§ What the task asks
All of the data that follows should be retyped exactly, please, except the pictures.

§ Given records
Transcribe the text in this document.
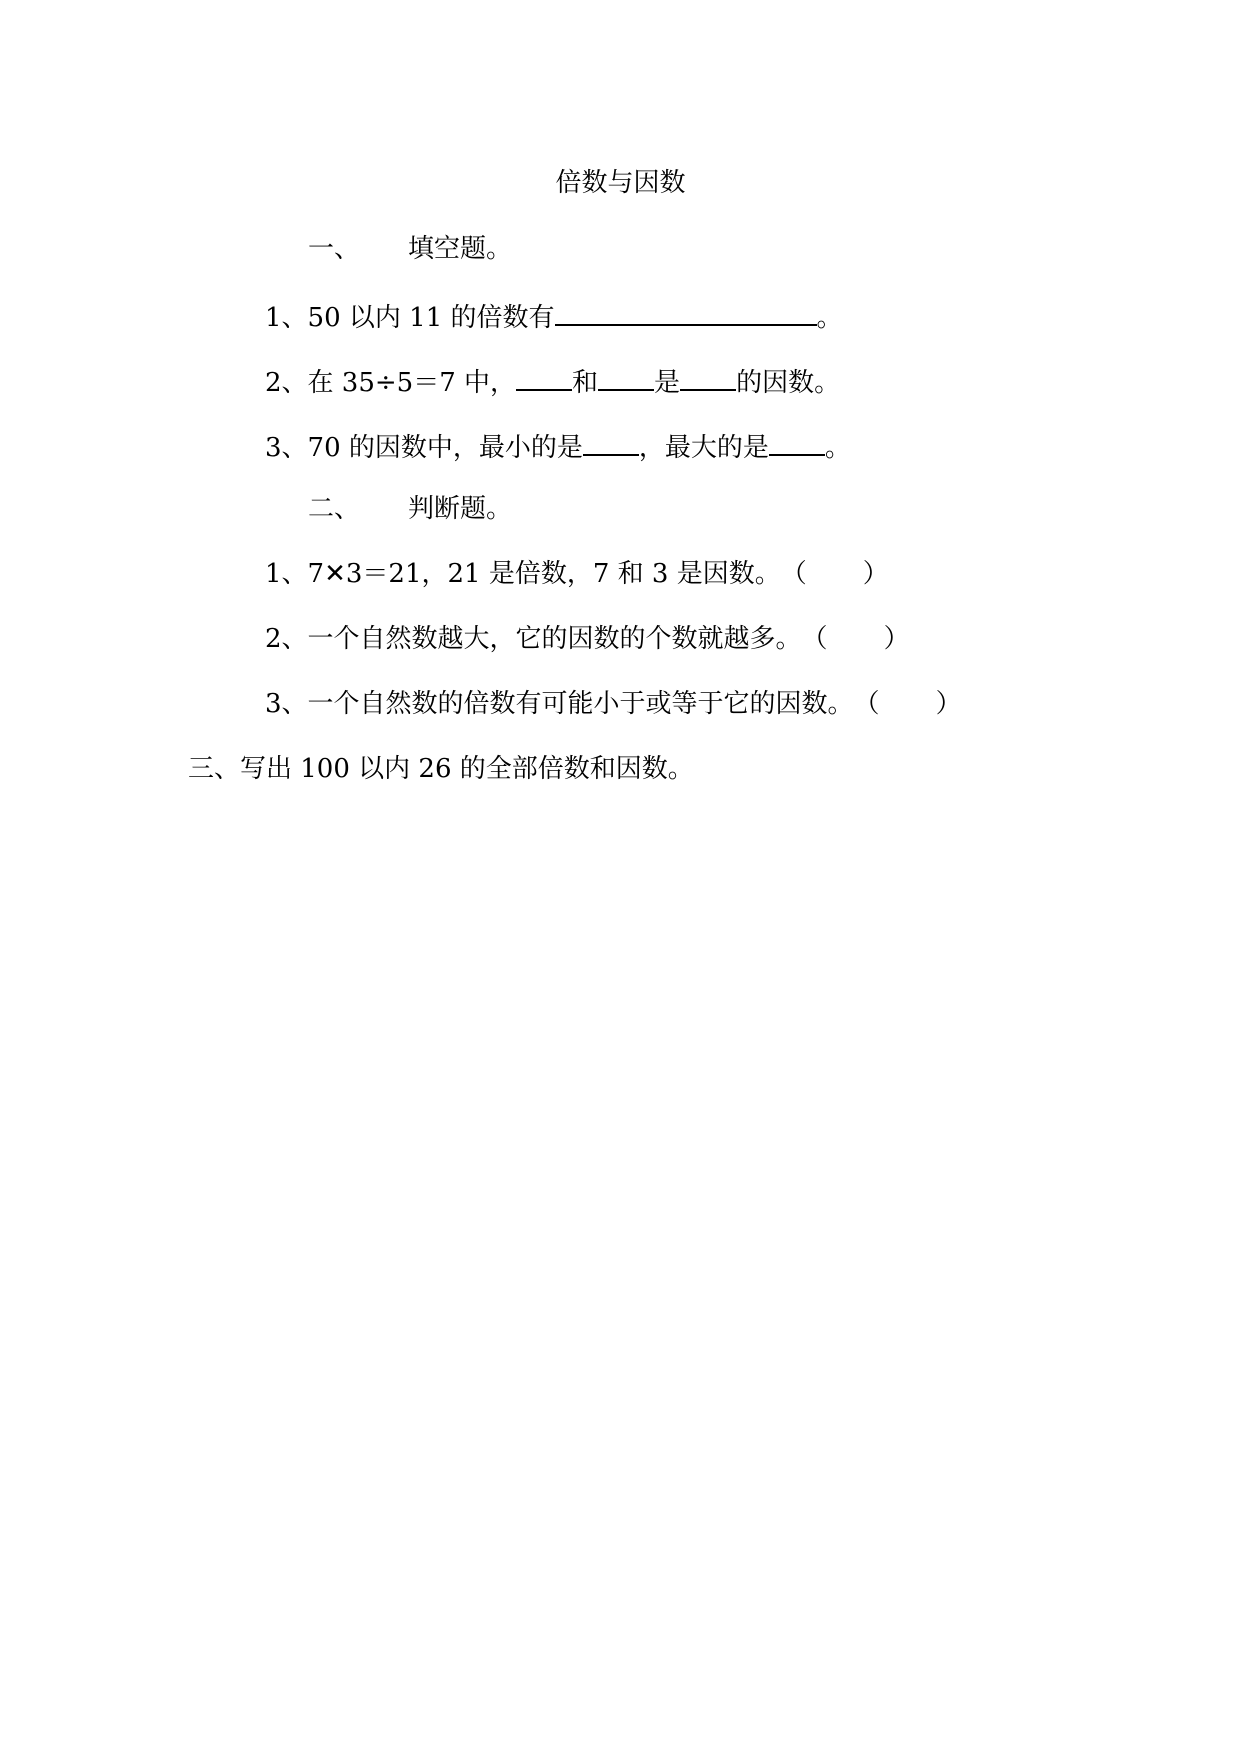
倍数与因数
一、 填空题。
1、50 以内 11 的倍数有	。
2、在 35÷5＝7 中， 和 是 的因数。
3、70 的因数中，最小的是 ，最大的是 。
二、 判断题。
1、7✕3＝21，21 是倍数，7 和 3 是因数。（ ）
2、一个自然数越大，它的因数的个数就越多。（ ）
3、一个自然数的倍数有可能小于或等于它的因数。（ ）
三、写出 100 以内 26 的全部倍数和因数。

§ Output below
Transcribe the text in this document.
倍数与因数
一、 填空题。
1、50 以内 11 的倍数有	。
2、在 35÷5＝7 中， 和 是 的因数。
3、70 的因数中，最小的是 ，最大的是 。
二、 判断题。
1、7✕3＝21，21 是倍数，7 和 3 是因数。（ ）
2、一个自然数越大，它的因数的个数就越多。（ ）
3、一个自然数的倍数有可能小于或等于它的因数。（ ）
三、写出 100 以内 26 的全部倍数和因数。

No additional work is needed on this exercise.